::: Records shown :::
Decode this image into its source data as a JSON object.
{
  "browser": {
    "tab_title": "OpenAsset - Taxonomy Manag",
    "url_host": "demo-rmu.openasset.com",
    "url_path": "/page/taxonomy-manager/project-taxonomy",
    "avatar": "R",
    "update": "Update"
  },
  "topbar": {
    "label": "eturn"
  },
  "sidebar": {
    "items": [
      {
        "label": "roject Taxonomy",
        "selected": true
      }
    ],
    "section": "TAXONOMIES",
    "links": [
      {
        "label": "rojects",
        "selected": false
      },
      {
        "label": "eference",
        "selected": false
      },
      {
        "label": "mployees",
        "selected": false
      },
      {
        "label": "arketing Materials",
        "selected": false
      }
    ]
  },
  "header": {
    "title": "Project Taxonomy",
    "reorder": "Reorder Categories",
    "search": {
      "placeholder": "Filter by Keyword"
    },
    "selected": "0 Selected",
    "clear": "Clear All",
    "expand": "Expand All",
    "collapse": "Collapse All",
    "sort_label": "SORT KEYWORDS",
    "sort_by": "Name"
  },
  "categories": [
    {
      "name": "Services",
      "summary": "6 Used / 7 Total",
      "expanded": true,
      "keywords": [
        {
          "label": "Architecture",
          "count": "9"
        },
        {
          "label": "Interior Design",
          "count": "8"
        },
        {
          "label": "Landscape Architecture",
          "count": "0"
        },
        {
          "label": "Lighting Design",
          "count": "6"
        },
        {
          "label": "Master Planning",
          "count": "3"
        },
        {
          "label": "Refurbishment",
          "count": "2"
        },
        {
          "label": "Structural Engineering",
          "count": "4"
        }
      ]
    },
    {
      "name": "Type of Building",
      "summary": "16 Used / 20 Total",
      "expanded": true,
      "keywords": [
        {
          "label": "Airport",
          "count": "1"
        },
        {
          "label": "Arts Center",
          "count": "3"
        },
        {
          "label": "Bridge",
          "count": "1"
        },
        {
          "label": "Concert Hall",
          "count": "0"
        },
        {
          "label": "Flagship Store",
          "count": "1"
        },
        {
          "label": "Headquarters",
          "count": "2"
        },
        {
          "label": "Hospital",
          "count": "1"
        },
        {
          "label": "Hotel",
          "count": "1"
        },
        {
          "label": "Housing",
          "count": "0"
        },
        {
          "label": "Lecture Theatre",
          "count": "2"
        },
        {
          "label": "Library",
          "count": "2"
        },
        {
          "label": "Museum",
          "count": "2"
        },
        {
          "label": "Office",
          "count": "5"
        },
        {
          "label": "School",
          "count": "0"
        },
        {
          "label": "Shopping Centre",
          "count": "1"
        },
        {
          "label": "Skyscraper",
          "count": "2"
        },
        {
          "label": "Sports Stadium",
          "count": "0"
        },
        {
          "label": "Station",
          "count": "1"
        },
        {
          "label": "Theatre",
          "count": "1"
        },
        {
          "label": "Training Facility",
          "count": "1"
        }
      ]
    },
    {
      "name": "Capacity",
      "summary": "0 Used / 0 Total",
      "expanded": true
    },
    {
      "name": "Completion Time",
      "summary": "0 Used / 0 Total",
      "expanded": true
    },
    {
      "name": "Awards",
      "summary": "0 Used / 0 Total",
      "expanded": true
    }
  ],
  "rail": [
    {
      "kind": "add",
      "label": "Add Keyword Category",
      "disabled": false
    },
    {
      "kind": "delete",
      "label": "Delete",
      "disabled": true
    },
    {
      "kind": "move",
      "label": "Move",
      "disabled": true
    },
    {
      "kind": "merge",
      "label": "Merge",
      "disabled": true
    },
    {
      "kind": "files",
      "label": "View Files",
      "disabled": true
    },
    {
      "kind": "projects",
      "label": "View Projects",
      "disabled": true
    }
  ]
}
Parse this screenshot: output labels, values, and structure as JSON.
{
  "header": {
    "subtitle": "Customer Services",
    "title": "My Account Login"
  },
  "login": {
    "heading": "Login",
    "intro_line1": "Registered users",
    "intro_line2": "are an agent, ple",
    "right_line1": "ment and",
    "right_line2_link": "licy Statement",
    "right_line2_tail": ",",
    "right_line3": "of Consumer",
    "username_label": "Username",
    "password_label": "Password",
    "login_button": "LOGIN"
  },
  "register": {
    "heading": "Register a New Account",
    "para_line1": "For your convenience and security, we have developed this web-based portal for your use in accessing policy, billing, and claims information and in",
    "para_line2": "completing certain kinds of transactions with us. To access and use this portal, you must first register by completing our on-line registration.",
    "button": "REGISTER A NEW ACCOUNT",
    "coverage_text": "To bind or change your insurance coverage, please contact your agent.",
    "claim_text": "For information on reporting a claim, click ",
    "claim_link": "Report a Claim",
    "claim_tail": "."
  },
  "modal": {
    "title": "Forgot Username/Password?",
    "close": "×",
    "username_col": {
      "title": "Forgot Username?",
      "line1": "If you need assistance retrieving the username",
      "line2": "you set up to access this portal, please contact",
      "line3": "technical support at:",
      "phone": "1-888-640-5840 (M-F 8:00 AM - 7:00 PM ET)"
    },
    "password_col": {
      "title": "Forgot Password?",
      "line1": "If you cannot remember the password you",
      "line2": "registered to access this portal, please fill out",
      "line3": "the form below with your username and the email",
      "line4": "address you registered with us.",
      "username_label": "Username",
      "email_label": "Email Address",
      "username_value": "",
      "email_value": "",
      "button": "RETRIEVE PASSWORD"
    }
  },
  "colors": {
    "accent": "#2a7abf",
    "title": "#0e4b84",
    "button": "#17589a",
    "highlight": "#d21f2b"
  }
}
:::
Aim –
State how many lines of the listing hold the string "Architecture"; reply with the number and nothing else.

Exercise response –
2